▶ _Extracted records_:

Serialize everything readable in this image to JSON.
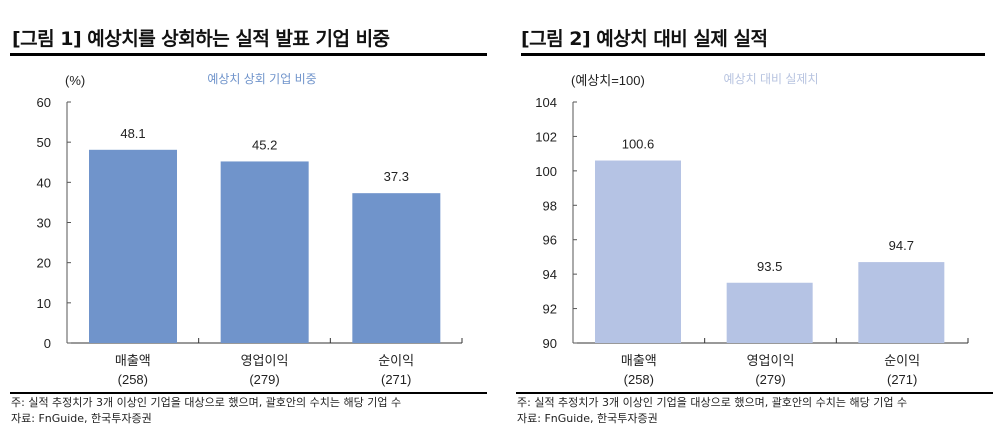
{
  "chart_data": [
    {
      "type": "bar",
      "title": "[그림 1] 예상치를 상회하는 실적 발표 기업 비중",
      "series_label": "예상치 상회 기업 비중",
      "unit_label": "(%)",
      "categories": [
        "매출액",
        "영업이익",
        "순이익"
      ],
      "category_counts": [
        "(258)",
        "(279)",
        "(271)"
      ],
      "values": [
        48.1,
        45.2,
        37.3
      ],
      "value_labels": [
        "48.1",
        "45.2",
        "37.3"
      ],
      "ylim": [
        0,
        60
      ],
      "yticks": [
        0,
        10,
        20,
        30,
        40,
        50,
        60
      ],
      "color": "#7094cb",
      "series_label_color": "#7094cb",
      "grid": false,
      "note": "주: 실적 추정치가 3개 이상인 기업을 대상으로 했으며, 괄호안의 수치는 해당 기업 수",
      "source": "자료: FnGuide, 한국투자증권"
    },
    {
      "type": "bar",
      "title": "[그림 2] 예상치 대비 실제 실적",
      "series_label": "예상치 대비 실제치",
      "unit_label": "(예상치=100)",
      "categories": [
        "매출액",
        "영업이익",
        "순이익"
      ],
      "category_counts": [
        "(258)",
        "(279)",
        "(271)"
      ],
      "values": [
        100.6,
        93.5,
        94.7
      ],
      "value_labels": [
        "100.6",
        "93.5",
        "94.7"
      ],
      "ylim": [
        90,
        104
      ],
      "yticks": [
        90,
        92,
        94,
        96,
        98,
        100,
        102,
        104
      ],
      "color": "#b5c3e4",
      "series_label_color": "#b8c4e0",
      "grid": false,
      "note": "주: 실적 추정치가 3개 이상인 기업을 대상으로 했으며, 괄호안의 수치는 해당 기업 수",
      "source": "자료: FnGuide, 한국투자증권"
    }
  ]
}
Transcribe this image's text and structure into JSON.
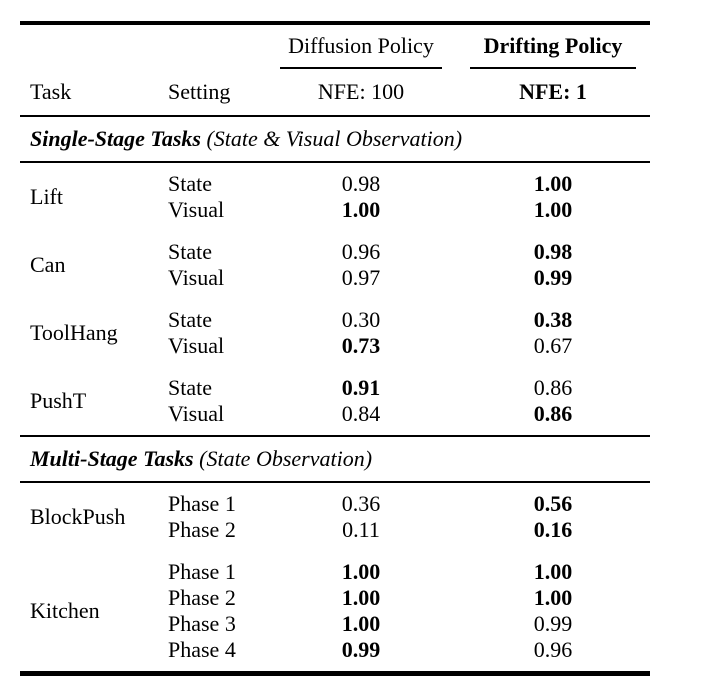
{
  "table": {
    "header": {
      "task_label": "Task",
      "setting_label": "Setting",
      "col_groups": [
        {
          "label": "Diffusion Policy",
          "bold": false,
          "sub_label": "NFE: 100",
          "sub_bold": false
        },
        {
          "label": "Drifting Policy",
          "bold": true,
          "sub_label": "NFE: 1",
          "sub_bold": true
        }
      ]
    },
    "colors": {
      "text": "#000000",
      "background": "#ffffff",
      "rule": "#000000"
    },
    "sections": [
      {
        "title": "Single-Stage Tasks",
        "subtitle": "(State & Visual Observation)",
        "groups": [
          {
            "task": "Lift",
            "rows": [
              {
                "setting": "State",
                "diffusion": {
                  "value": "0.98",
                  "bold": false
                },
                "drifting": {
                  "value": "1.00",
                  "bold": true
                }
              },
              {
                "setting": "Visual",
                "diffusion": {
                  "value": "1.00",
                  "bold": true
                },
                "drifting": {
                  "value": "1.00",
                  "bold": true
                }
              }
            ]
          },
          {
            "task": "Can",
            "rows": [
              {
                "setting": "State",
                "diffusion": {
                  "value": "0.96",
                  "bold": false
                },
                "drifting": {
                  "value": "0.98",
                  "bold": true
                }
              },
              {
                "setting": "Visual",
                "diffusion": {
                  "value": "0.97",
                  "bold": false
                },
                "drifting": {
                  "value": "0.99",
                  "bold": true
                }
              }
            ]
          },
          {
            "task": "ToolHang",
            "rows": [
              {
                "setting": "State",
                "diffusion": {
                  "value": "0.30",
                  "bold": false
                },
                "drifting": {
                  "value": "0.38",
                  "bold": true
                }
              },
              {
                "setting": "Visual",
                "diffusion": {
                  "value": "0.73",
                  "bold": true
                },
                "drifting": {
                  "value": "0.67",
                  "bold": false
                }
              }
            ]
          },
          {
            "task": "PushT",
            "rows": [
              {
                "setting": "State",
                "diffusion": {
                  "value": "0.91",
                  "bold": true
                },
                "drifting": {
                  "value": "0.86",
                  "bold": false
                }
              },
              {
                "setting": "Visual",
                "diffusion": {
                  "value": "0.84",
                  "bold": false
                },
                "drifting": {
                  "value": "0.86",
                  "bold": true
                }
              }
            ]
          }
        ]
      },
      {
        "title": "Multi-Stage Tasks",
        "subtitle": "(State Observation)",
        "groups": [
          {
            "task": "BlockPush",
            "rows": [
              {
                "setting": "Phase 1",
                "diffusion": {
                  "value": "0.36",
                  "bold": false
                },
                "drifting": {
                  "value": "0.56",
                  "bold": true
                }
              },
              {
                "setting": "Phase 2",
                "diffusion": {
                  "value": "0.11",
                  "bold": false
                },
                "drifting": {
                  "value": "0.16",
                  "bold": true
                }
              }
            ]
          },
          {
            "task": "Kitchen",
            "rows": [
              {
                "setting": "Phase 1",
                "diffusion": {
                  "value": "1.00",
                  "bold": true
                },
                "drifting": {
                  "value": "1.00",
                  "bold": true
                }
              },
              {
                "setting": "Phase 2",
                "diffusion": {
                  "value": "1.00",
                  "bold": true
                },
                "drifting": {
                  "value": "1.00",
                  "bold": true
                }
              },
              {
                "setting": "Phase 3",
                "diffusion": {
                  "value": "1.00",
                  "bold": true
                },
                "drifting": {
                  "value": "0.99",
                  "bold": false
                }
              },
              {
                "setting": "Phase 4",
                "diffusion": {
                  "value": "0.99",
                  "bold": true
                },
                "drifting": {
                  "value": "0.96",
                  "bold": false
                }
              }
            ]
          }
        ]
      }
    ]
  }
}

...

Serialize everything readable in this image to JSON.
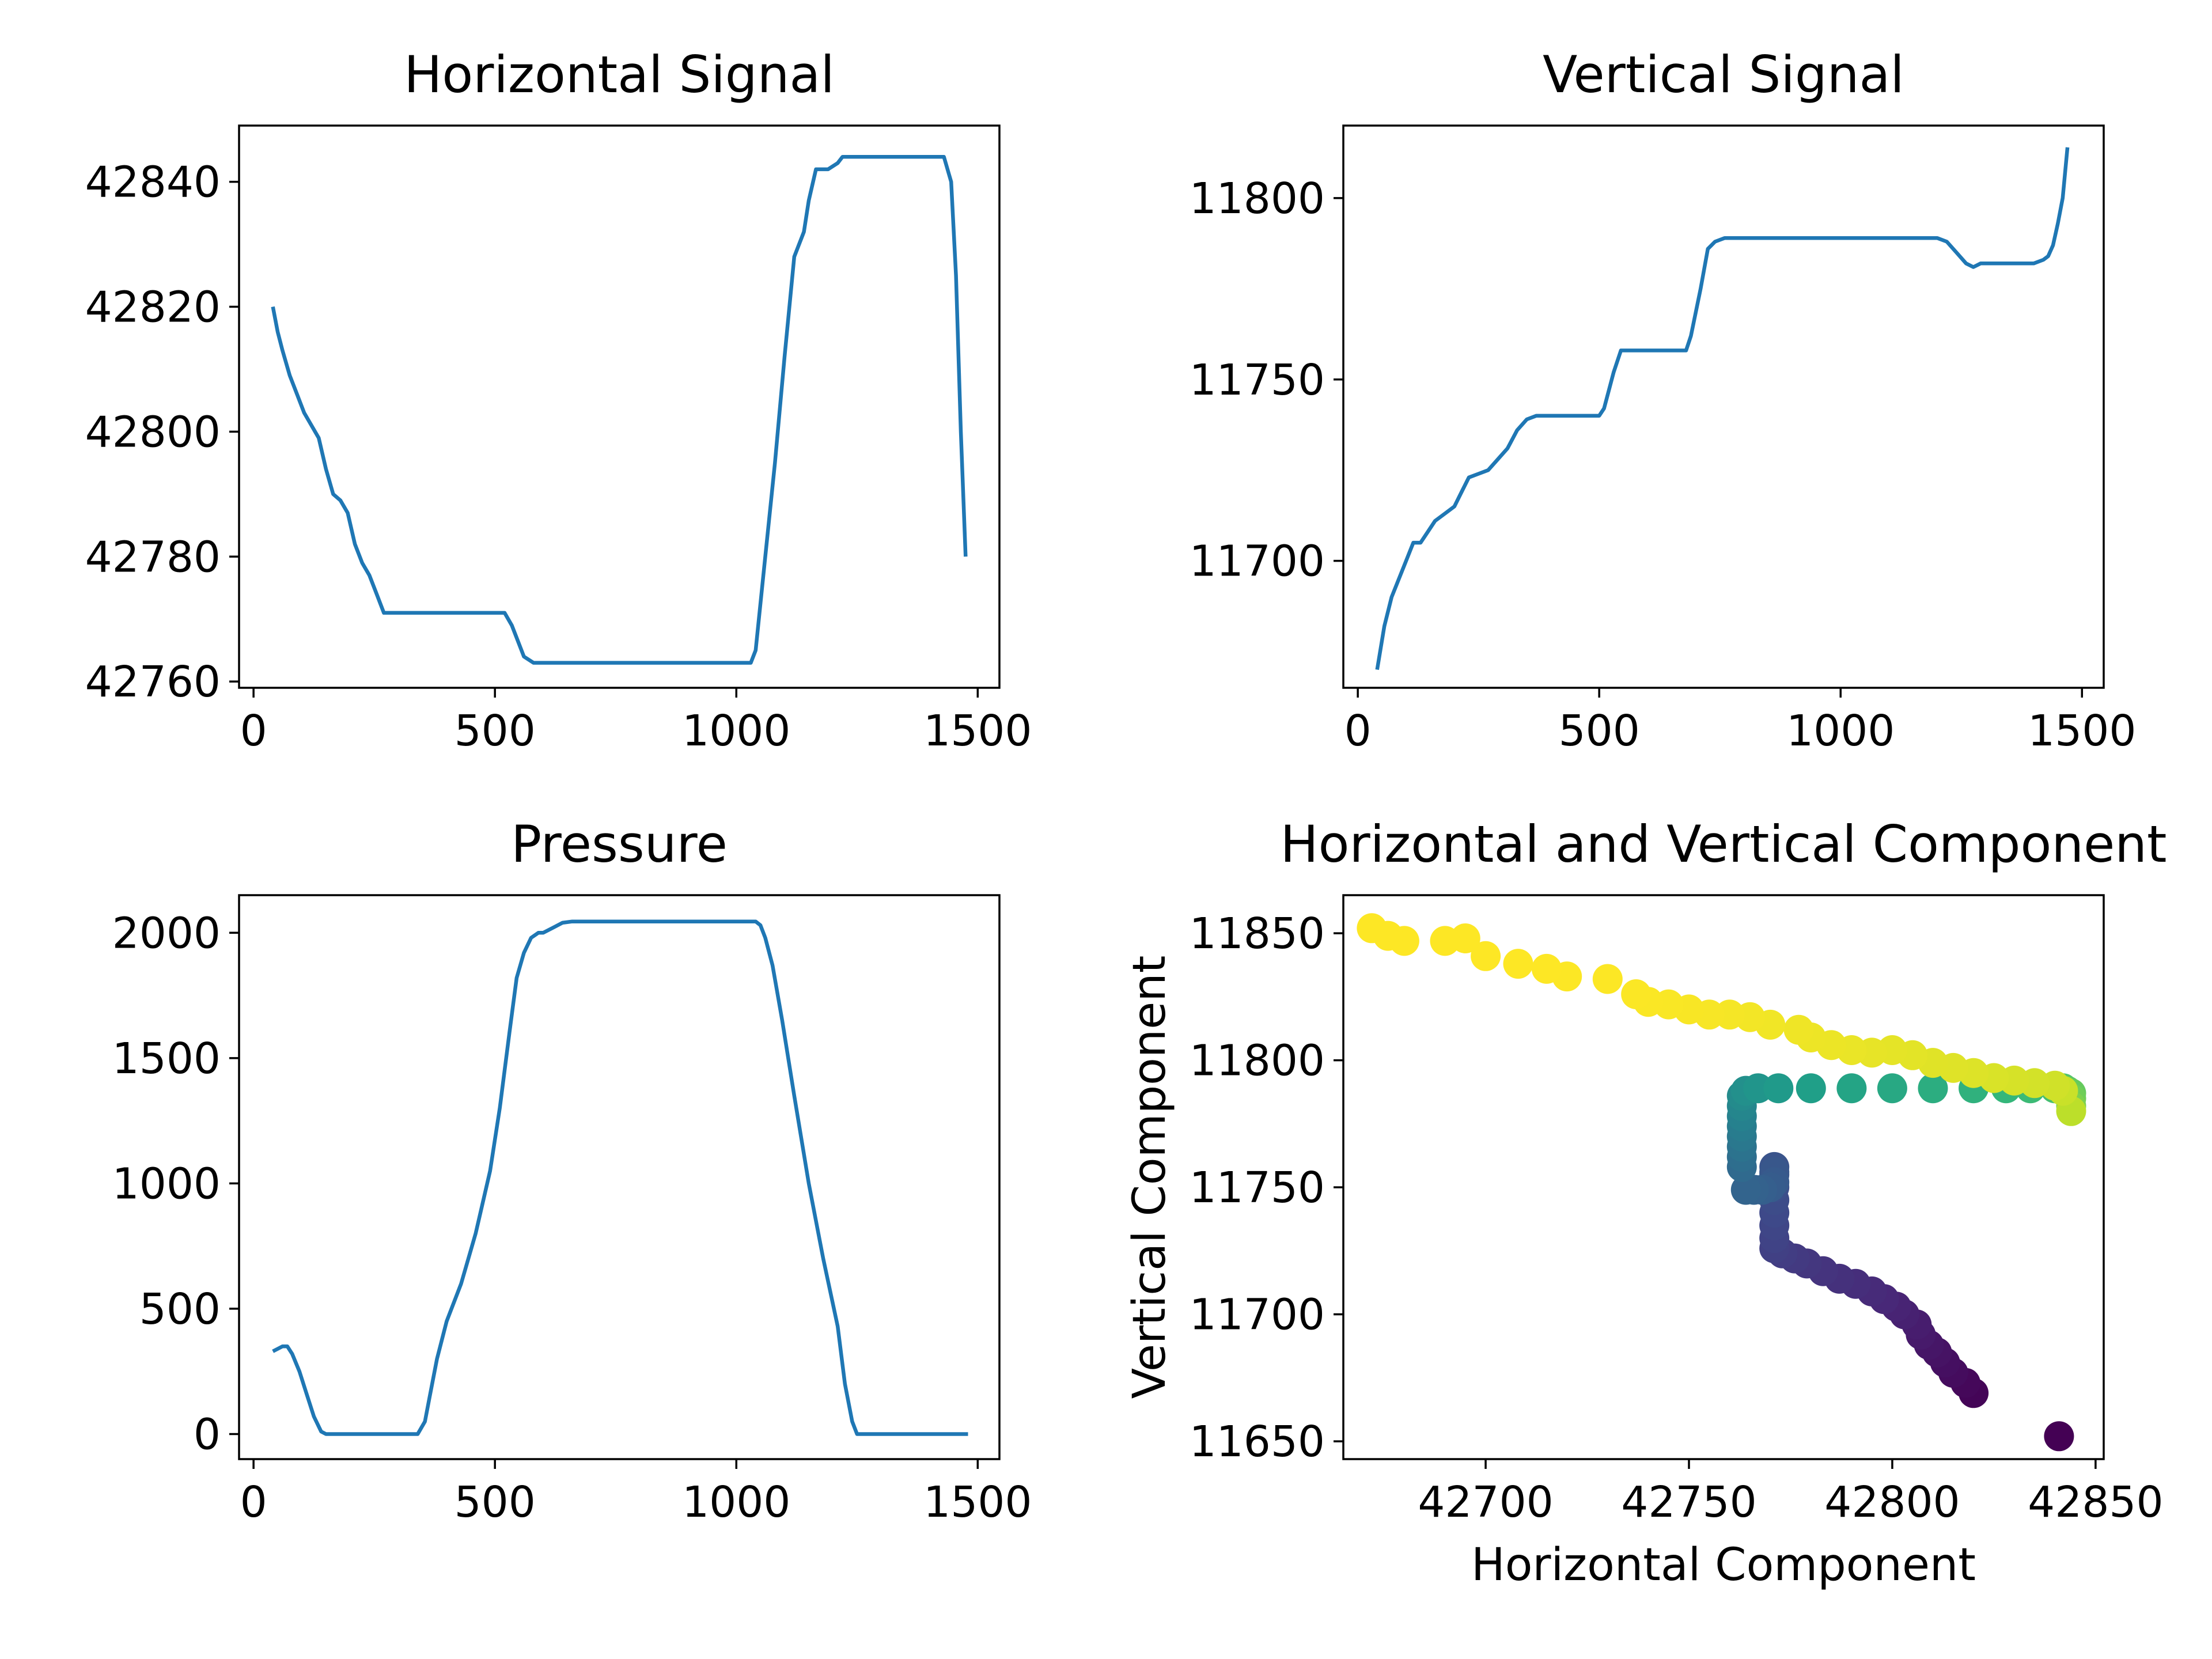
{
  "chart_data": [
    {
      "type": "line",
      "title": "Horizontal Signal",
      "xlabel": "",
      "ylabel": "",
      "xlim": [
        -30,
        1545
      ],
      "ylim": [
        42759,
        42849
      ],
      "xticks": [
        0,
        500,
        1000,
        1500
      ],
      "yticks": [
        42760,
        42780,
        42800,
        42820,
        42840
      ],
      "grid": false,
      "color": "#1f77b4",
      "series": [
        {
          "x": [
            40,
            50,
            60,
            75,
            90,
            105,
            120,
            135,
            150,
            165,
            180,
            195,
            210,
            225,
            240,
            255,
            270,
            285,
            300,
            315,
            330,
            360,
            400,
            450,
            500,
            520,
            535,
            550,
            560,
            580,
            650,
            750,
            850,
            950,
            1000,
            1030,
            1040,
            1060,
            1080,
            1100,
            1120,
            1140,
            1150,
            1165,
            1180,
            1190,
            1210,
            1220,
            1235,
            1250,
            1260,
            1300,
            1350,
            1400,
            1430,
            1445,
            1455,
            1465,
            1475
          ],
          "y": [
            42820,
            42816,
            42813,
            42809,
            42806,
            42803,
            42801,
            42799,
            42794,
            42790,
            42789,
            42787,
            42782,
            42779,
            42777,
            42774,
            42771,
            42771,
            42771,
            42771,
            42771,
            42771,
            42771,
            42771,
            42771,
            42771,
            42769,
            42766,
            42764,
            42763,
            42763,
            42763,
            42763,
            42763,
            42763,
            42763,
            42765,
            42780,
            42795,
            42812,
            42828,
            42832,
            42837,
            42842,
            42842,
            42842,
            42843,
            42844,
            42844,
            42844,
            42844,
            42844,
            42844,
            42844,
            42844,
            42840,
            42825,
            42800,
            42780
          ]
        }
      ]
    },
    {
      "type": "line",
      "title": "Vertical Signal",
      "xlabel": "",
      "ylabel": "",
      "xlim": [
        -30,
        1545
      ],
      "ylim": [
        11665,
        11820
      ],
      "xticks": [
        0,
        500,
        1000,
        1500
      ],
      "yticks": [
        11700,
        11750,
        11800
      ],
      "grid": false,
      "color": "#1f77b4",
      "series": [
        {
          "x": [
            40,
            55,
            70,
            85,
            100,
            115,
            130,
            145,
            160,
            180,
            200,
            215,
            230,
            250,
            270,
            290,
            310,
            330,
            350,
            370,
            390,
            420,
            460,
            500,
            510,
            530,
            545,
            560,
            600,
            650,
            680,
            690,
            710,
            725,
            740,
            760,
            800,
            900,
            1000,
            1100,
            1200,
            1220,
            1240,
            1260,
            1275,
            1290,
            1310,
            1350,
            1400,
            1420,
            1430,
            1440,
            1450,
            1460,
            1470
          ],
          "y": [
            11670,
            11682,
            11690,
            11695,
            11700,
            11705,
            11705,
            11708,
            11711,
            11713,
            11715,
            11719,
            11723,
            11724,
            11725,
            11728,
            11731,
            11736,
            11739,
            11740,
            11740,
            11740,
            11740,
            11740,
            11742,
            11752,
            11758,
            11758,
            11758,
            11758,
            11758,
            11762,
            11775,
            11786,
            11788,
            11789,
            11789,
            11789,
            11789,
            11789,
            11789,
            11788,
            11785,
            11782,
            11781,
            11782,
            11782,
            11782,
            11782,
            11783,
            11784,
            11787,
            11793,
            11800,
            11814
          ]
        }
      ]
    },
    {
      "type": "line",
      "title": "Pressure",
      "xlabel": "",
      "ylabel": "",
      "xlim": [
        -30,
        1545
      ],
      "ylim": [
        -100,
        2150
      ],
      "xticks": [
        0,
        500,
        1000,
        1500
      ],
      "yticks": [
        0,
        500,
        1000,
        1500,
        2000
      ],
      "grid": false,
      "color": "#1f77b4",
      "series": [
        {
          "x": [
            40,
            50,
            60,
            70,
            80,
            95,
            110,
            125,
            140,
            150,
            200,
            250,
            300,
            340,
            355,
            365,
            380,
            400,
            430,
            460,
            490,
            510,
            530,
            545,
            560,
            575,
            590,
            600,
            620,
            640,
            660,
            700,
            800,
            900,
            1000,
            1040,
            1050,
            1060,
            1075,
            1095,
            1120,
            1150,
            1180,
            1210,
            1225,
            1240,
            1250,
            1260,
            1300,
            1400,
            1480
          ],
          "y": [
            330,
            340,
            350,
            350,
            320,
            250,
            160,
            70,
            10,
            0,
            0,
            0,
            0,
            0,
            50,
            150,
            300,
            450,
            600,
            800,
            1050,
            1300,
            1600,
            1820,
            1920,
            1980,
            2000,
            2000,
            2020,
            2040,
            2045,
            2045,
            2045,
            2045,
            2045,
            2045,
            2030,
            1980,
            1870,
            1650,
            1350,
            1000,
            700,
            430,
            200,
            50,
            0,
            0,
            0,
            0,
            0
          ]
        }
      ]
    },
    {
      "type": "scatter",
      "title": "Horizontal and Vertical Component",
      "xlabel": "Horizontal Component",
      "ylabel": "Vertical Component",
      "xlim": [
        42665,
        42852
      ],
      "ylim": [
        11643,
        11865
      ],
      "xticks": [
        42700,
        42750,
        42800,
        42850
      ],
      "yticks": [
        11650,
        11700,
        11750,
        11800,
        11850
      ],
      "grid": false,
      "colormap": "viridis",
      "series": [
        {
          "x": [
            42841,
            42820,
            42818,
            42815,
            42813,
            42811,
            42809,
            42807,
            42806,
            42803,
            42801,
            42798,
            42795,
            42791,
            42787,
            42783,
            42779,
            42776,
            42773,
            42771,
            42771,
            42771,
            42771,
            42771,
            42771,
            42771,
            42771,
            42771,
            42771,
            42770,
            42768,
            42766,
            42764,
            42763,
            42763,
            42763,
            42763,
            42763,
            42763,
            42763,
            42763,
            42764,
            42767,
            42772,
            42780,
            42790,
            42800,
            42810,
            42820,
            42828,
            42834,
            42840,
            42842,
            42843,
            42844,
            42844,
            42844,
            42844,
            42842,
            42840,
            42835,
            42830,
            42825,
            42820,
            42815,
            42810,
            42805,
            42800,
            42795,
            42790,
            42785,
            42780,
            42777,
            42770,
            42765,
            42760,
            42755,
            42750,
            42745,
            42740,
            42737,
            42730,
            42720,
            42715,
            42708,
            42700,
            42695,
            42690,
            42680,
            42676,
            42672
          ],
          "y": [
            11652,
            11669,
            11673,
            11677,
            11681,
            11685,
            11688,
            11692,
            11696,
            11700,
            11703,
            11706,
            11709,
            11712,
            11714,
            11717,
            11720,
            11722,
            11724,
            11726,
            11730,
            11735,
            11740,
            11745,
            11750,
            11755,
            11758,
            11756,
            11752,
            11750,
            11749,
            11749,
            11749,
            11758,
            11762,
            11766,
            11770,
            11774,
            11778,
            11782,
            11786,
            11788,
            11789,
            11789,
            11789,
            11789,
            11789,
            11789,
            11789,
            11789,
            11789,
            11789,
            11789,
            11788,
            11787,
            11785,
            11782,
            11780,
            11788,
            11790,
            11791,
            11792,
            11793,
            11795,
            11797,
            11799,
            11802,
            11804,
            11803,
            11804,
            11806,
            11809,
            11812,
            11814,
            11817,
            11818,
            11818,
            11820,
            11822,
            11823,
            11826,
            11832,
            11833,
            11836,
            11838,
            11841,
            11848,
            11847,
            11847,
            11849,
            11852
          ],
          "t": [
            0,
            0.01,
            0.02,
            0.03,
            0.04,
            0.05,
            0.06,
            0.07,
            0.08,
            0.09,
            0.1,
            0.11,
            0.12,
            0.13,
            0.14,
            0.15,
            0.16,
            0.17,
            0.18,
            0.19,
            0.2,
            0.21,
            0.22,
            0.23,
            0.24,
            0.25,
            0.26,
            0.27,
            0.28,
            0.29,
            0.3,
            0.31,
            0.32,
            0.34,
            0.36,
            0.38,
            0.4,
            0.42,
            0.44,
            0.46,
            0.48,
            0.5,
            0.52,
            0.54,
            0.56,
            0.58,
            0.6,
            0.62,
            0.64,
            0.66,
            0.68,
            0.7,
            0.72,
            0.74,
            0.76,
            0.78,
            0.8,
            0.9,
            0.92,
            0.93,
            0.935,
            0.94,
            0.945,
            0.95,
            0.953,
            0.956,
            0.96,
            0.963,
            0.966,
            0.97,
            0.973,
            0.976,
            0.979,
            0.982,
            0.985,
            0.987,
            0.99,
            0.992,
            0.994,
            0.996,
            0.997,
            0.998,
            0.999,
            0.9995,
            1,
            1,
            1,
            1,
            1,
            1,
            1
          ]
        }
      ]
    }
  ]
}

▶ _Task goal_: Determine the number of lines in the entries above where the string "Component" appears. Answer with the number alone.

▶ _Task solution_: 3